╭─ Records to use
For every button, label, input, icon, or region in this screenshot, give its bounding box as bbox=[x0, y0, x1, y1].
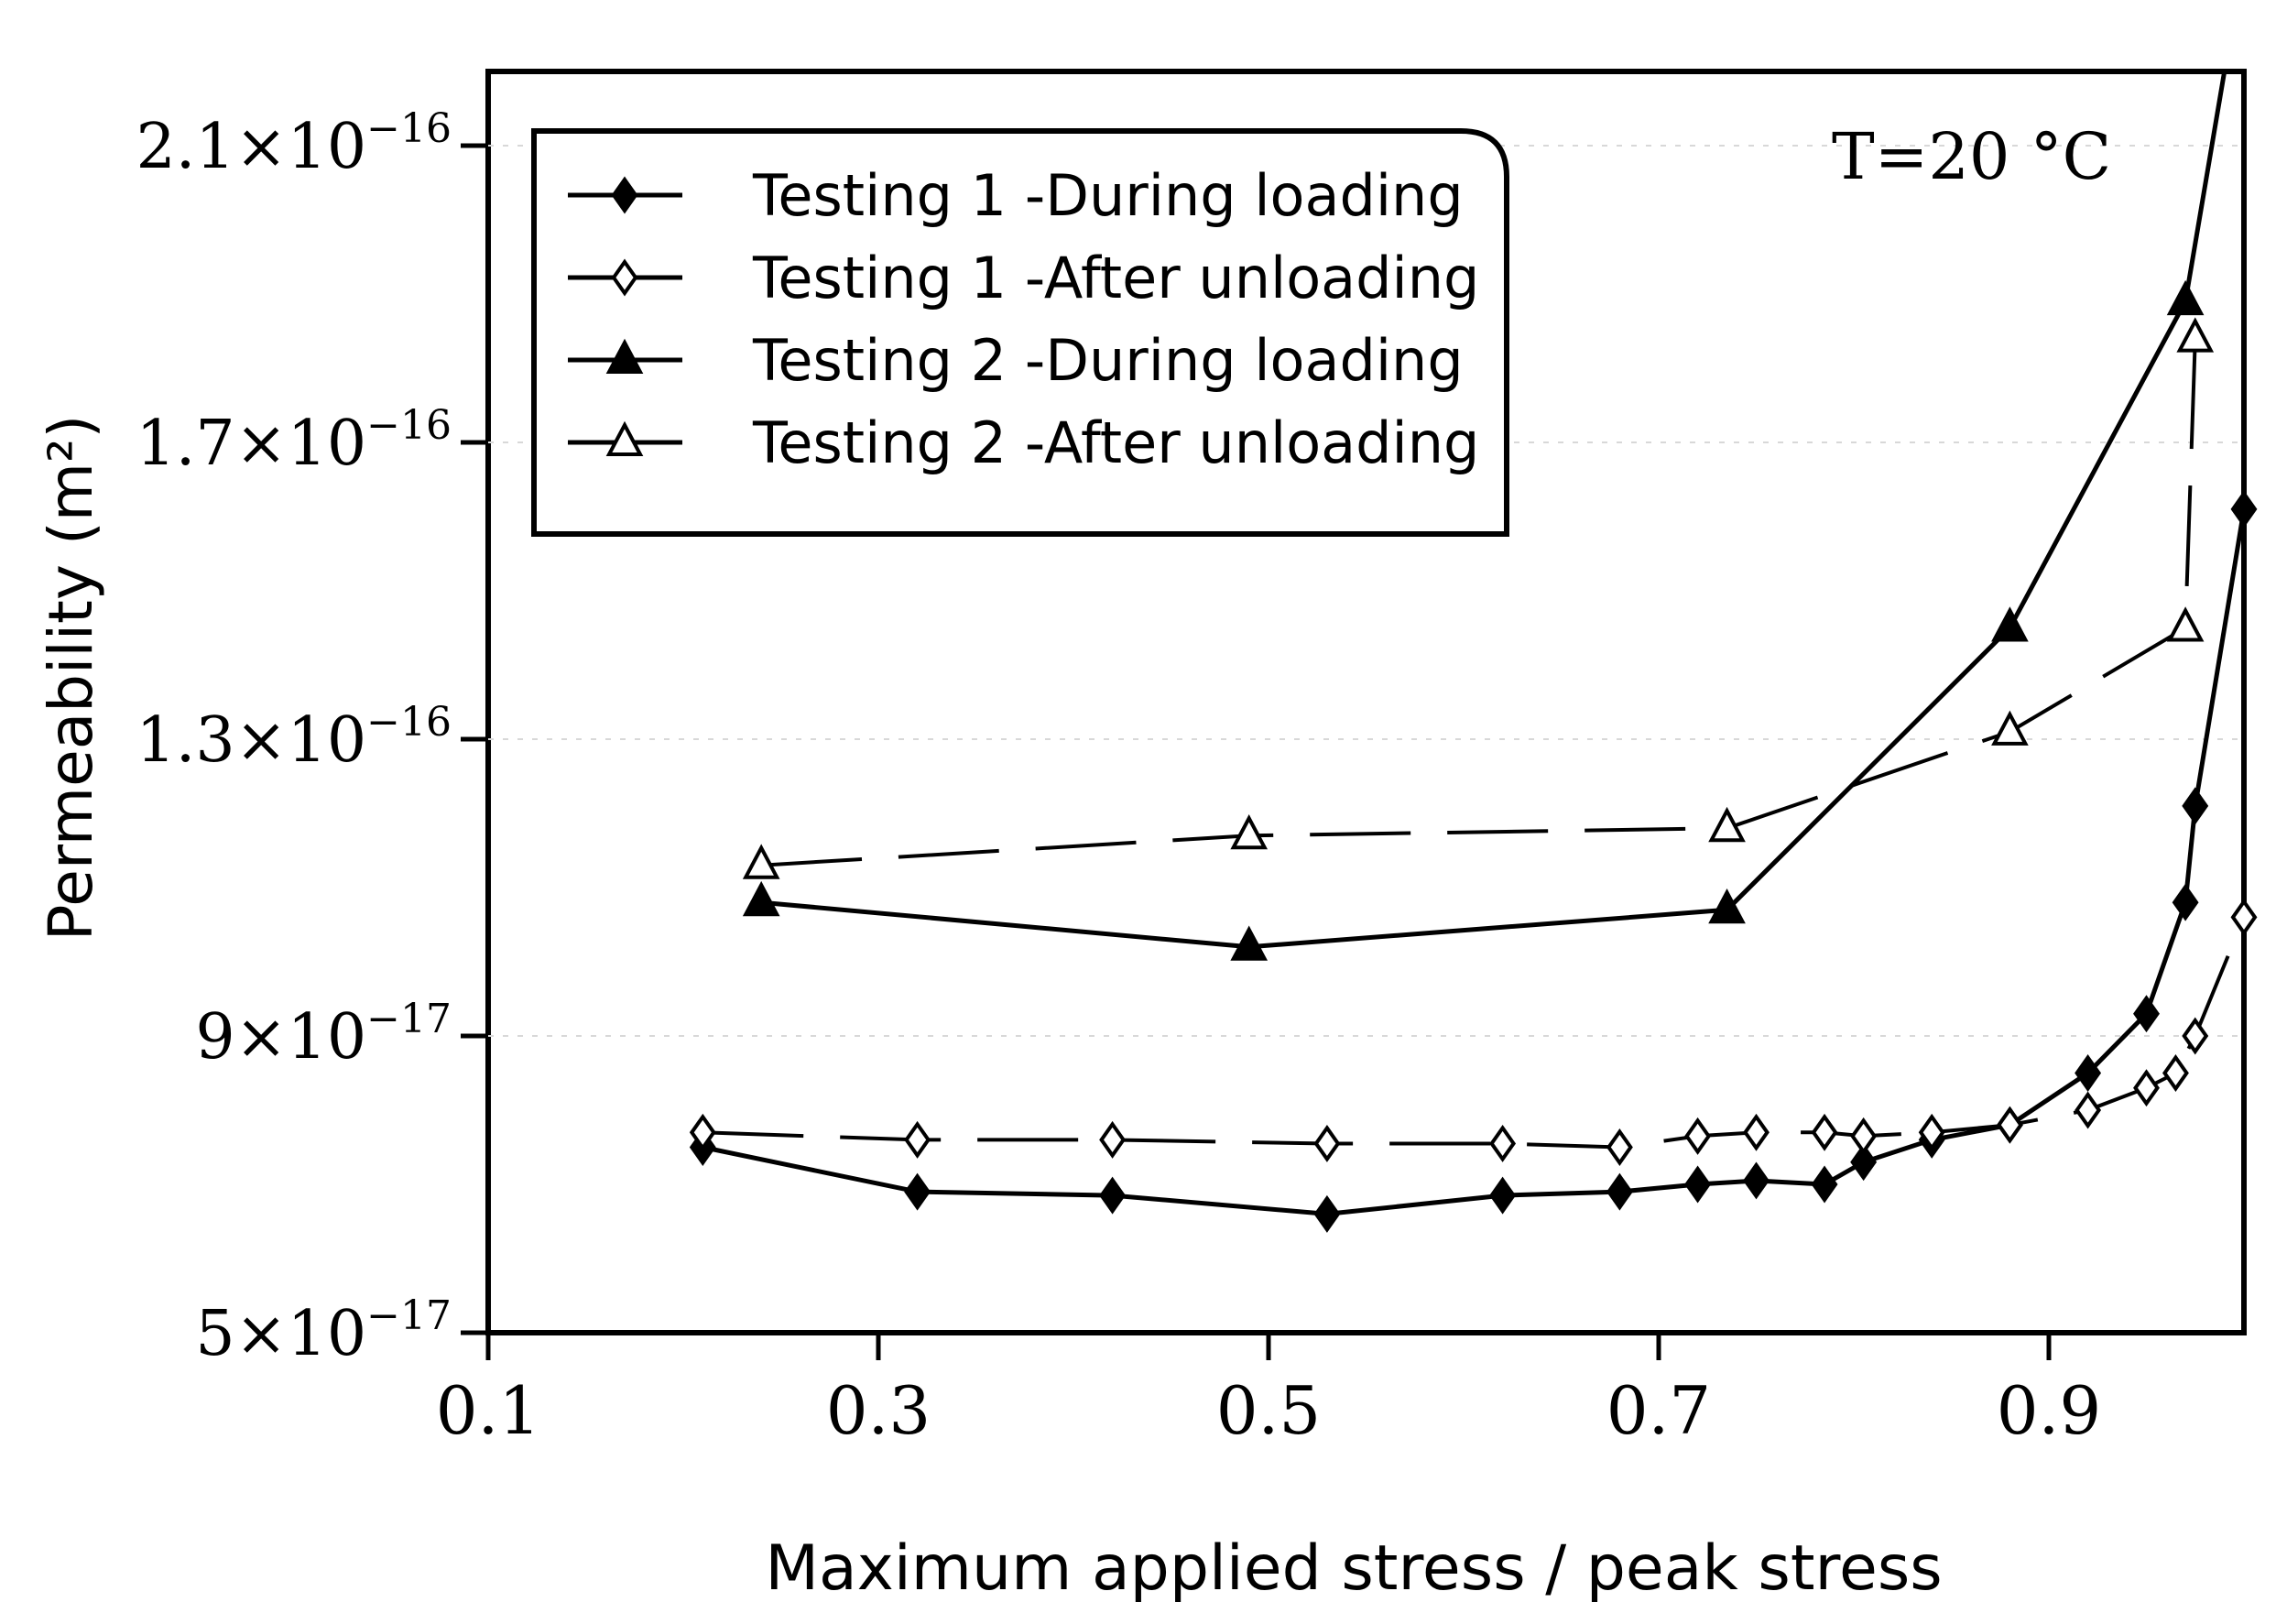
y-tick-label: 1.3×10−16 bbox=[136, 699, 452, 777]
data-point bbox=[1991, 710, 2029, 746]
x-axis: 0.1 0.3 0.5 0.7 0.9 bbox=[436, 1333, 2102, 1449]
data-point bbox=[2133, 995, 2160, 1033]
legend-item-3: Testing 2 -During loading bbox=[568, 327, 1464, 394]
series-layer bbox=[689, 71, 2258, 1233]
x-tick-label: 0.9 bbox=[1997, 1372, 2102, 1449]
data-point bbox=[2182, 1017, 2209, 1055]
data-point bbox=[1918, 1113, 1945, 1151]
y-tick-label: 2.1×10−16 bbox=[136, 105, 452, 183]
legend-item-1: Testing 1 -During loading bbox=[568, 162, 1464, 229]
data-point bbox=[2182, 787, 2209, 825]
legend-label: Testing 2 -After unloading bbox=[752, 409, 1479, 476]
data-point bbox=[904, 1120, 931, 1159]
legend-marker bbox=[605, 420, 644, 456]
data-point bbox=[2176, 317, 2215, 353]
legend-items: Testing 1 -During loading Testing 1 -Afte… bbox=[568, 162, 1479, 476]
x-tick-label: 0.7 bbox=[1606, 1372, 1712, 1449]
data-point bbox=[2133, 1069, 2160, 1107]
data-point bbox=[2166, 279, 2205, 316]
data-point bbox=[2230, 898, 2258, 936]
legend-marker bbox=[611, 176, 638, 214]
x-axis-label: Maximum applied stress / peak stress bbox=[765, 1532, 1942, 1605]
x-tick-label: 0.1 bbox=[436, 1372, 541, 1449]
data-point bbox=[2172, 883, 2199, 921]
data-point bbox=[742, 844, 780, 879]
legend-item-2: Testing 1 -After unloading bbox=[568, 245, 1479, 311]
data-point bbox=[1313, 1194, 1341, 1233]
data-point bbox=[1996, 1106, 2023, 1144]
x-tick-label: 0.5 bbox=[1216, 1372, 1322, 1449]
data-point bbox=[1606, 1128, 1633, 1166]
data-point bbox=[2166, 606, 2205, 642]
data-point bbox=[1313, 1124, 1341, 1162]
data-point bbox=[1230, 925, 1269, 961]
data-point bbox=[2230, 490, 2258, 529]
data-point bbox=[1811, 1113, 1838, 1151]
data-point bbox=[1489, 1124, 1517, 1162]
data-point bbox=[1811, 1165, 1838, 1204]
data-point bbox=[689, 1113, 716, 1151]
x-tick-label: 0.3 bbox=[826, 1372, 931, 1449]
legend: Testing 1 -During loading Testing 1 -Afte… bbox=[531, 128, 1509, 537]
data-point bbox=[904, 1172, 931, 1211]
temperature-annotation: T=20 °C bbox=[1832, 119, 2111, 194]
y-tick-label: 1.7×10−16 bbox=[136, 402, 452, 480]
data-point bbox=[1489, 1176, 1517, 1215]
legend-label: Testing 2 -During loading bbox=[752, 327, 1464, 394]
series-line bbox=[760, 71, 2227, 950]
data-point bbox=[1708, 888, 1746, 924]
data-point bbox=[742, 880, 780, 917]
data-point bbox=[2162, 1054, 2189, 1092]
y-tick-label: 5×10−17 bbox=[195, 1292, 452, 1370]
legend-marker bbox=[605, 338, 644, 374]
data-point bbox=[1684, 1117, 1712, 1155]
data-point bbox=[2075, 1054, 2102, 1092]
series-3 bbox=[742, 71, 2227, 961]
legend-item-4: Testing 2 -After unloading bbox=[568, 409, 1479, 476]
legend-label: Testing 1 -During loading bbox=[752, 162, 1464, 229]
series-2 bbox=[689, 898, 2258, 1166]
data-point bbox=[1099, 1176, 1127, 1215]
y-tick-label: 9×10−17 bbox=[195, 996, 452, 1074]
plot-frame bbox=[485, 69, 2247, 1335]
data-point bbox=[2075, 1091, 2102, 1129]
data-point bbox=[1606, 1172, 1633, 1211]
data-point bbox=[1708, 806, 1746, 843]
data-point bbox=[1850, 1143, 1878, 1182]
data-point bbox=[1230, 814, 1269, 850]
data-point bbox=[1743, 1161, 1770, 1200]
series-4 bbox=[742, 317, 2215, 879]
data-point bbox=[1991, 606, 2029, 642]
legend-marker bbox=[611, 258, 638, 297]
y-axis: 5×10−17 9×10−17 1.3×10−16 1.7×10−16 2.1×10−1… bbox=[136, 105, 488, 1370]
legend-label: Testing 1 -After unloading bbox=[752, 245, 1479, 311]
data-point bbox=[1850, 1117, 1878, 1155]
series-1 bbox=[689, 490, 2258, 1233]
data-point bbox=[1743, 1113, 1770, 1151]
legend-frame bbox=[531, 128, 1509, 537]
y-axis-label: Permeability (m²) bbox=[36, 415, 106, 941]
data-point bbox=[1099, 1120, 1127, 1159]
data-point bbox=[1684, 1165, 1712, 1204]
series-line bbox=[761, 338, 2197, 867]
╰─
● **Written request**: Reproduce all the records above with "legend-marker" swapped for "legend-symbol" wherever it occurs, changing nothing else. Omit the pictures.

● **Written reply**:
For every button, label, input, icon, or region in this screenshot, give its bounding box as bbox=[x0, y0, x1, y1].
y-tick-label: 1.3×10−16 bbox=[136, 699, 452, 777]
data-point bbox=[1991, 710, 2029, 746]
x-axis: 0.1 0.3 0.5 0.7 0.9 bbox=[436, 1333, 2102, 1449]
data-point bbox=[2133, 995, 2160, 1033]
legend-item-3: Testing 2 -During loading bbox=[568, 327, 1464, 394]
series-layer bbox=[689, 71, 2258, 1233]
x-tick-label: 0.9 bbox=[1997, 1372, 2102, 1449]
data-point bbox=[2182, 1017, 2209, 1055]
data-point bbox=[1918, 1113, 1945, 1151]
y-tick-label: 2.1×10−16 bbox=[136, 105, 452, 183]
legend-item-1: Testing 1 -During loading bbox=[568, 162, 1464, 229]
data-point bbox=[2182, 787, 2209, 825]
legend-label: Testing 2 -After unloading bbox=[752, 409, 1479, 476]
data-point bbox=[904, 1120, 931, 1159]
legend-symbol bbox=[605, 420, 644, 456]
data-point bbox=[2176, 317, 2215, 353]
legend-items: Testing 1 -During loading Testing 1 -Afte… bbox=[568, 162, 1479, 476]
x-tick-label: 0.7 bbox=[1606, 1372, 1712, 1449]
data-point bbox=[2133, 1069, 2160, 1107]
data-point bbox=[2166, 279, 2205, 316]
data-point bbox=[2230, 898, 2258, 936]
legend-symbol bbox=[611, 176, 638, 214]
x-axis-label: Maximum applied stress / peak stress bbox=[765, 1532, 1942, 1605]
x-tick-label: 0.1 bbox=[436, 1372, 541, 1449]
data-point bbox=[2172, 883, 2199, 921]
data-point bbox=[742, 844, 780, 879]
legend-item-2: Testing 1 -After unloading bbox=[568, 245, 1479, 311]
data-point bbox=[1313, 1194, 1341, 1233]
data-point bbox=[1996, 1106, 2023, 1144]
x-tick-label: 0.5 bbox=[1216, 1372, 1322, 1449]
data-point bbox=[1606, 1128, 1633, 1166]
data-point bbox=[2166, 606, 2205, 642]
data-point bbox=[1313, 1124, 1341, 1162]
data-point bbox=[1230, 925, 1269, 961]
data-point bbox=[2230, 490, 2258, 529]
data-point bbox=[1811, 1113, 1838, 1151]
data-point bbox=[1489, 1124, 1517, 1162]
data-point bbox=[1811, 1165, 1838, 1204]
data-point bbox=[689, 1113, 716, 1151]
x-tick-label: 0.3 bbox=[826, 1372, 931, 1449]
legend: Testing 1 -During loading Testing 1 -Afte… bbox=[531, 128, 1509, 537]
data-point bbox=[904, 1172, 931, 1211]
temperature-annotation: T=20 °C bbox=[1832, 119, 2111, 194]
y-tick-label: 1.7×10−16 bbox=[136, 402, 452, 480]
data-point bbox=[1489, 1176, 1517, 1215]
legend-label: Testing 2 -During loading bbox=[752, 327, 1464, 394]
series-line bbox=[760, 71, 2227, 950]
data-point bbox=[1708, 888, 1746, 924]
data-point bbox=[742, 880, 780, 917]
data-point bbox=[2162, 1054, 2189, 1092]
y-tick-label: 5×10−17 bbox=[195, 1292, 452, 1370]
legend-symbol bbox=[605, 338, 644, 374]
data-point bbox=[1684, 1117, 1712, 1155]
data-point bbox=[2075, 1054, 2102, 1092]
series-3 bbox=[742, 71, 2227, 961]
legend-item-4: Testing 2 -After unloading bbox=[568, 409, 1479, 476]
legend-label: Testing 1 -During loading bbox=[752, 162, 1464, 229]
series-2 bbox=[689, 898, 2258, 1166]
data-point bbox=[1099, 1176, 1127, 1215]
y-tick-label: 9×10−17 bbox=[195, 996, 452, 1074]
plot-frame bbox=[485, 69, 2247, 1335]
data-point bbox=[2075, 1091, 2102, 1129]
data-point bbox=[1606, 1172, 1633, 1211]
data-point bbox=[1708, 806, 1746, 843]
data-point bbox=[1850, 1143, 1878, 1182]
data-point bbox=[1230, 814, 1269, 850]
data-point bbox=[1743, 1161, 1770, 1200]
series-4 bbox=[742, 317, 2215, 879]
data-point bbox=[1991, 606, 2029, 642]
legend-symbol bbox=[611, 258, 638, 297]
y-axis: 5×10−17 9×10−17 1.3×10−16 1.7×10−16 2.1×10−1… bbox=[136, 105, 488, 1370]
legend-label: Testing 1 -After unloading bbox=[752, 245, 1479, 311]
data-point bbox=[1850, 1117, 1878, 1155]
series-1 bbox=[689, 490, 2258, 1233]
data-point bbox=[1743, 1113, 1770, 1151]
legend-frame bbox=[531, 128, 1509, 537]
y-axis-label: Permeability (m²) bbox=[36, 415, 106, 941]
data-point bbox=[1099, 1120, 1127, 1159]
data-point bbox=[1684, 1165, 1712, 1204]
series-line bbox=[761, 338, 2197, 867]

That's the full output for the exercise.